Directive:
Reply with one number only: the count of lines below that contain the word "的边长为".

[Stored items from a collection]
***

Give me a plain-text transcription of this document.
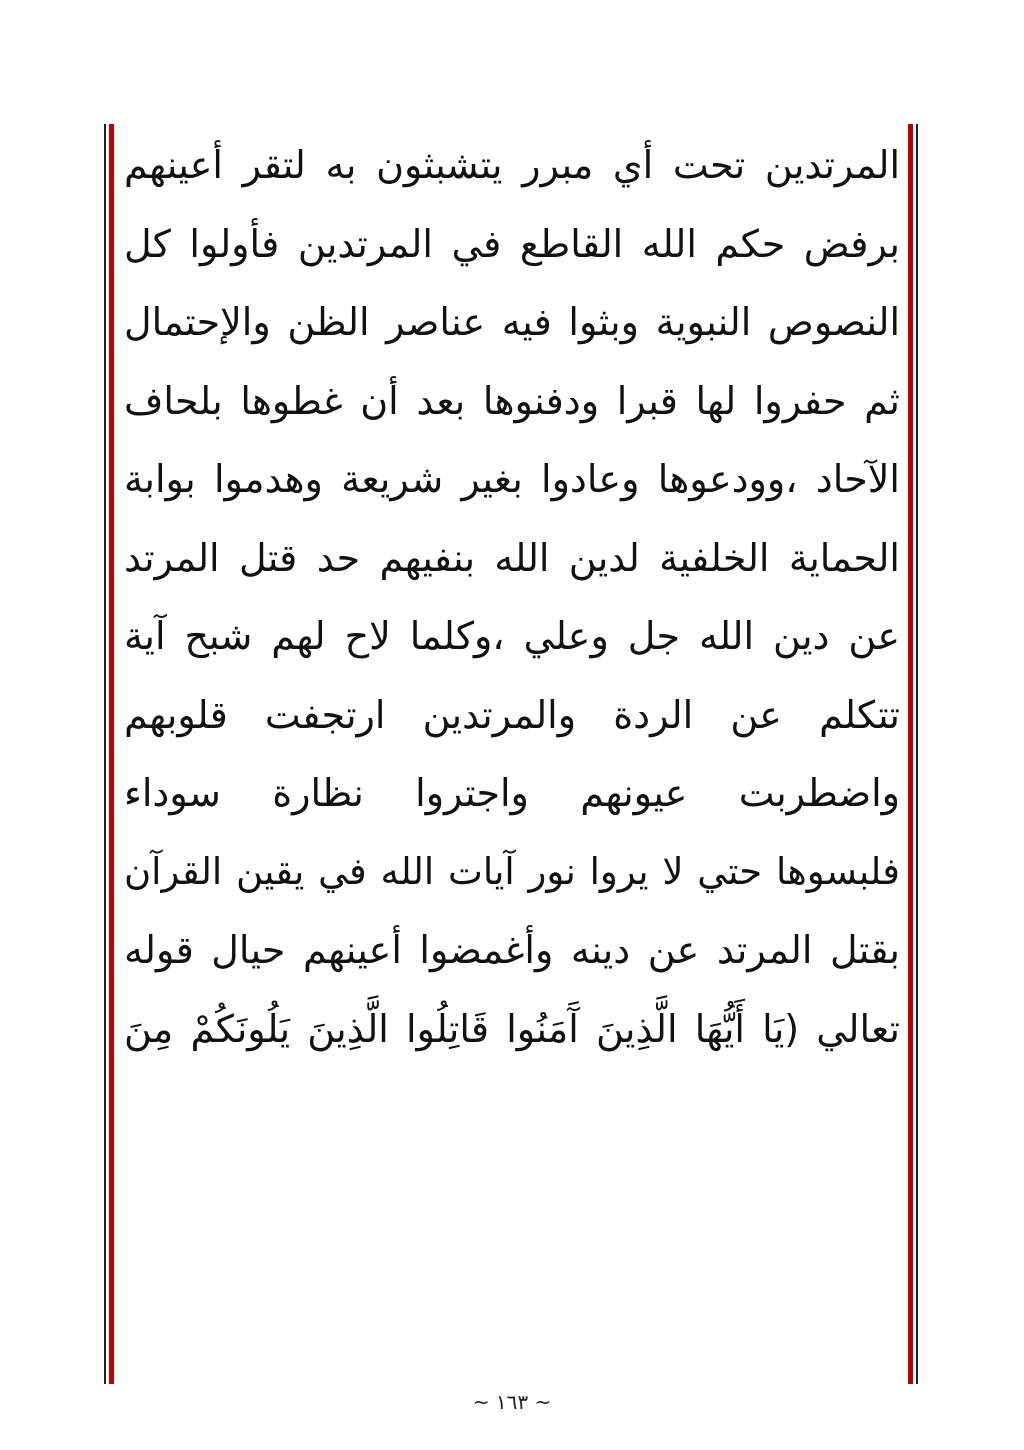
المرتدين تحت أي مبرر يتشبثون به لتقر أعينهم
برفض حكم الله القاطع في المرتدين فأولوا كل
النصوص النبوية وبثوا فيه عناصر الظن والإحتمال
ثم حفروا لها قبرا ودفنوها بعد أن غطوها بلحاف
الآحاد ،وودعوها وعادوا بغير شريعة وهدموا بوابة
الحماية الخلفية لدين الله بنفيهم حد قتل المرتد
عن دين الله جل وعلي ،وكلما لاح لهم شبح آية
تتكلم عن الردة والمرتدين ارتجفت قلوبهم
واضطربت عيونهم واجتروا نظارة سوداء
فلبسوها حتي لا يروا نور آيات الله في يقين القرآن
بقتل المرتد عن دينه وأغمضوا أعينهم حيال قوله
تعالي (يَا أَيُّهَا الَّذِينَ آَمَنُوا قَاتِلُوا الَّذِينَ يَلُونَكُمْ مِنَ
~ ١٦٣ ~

***

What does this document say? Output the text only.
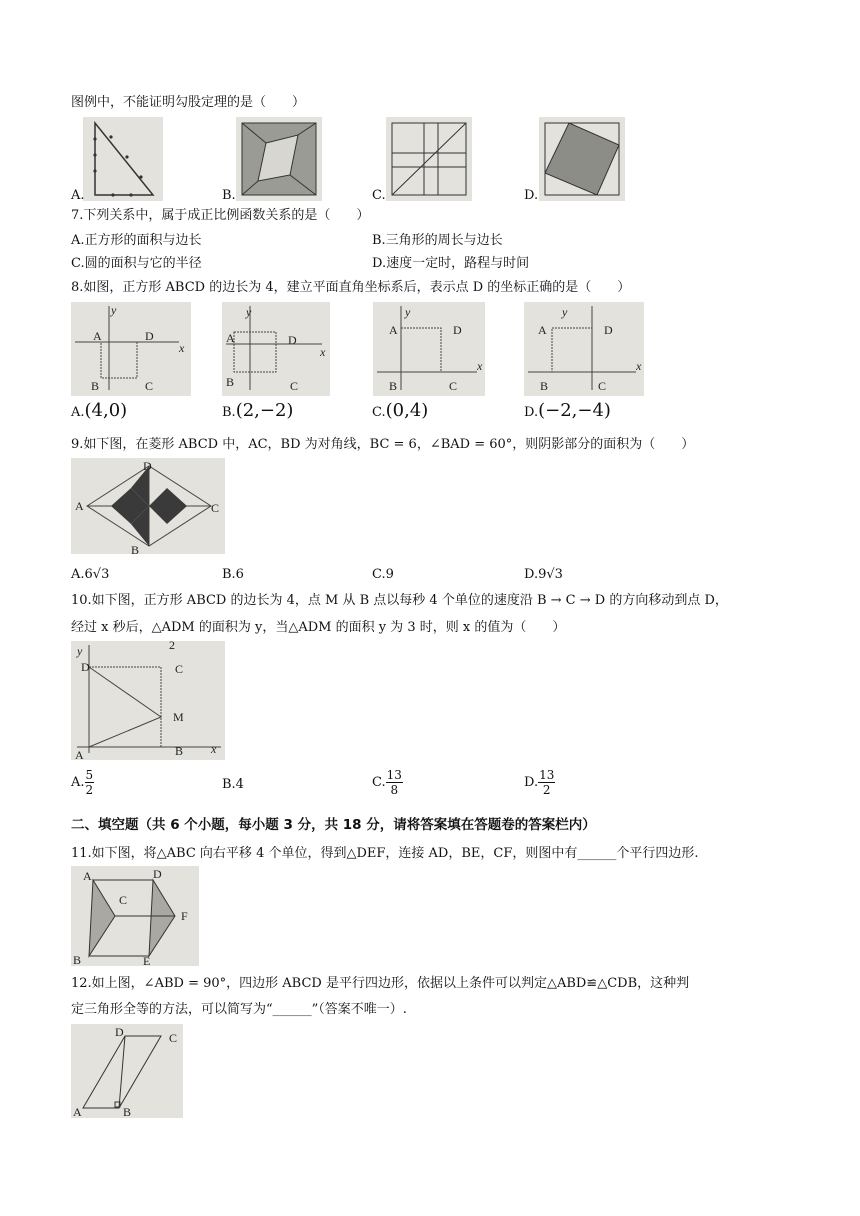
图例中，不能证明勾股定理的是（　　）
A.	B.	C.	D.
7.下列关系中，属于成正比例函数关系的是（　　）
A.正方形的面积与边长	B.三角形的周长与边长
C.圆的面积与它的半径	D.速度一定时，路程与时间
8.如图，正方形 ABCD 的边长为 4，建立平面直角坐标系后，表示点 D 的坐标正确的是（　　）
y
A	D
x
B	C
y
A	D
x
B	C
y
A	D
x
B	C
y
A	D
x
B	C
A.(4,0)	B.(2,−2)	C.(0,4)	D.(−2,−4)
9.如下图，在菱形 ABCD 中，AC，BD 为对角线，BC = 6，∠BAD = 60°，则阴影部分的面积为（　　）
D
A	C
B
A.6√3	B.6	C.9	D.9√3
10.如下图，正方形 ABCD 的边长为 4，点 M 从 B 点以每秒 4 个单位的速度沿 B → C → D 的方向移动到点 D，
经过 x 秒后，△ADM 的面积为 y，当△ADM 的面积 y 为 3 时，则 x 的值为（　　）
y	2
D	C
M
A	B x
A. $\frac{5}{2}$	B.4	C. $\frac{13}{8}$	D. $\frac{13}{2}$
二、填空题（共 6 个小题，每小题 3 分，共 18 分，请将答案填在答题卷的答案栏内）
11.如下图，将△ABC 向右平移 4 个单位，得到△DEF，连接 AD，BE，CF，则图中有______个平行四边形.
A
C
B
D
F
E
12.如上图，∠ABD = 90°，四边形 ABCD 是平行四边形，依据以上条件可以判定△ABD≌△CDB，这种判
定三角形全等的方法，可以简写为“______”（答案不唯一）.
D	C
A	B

***

Answer to the problem:
2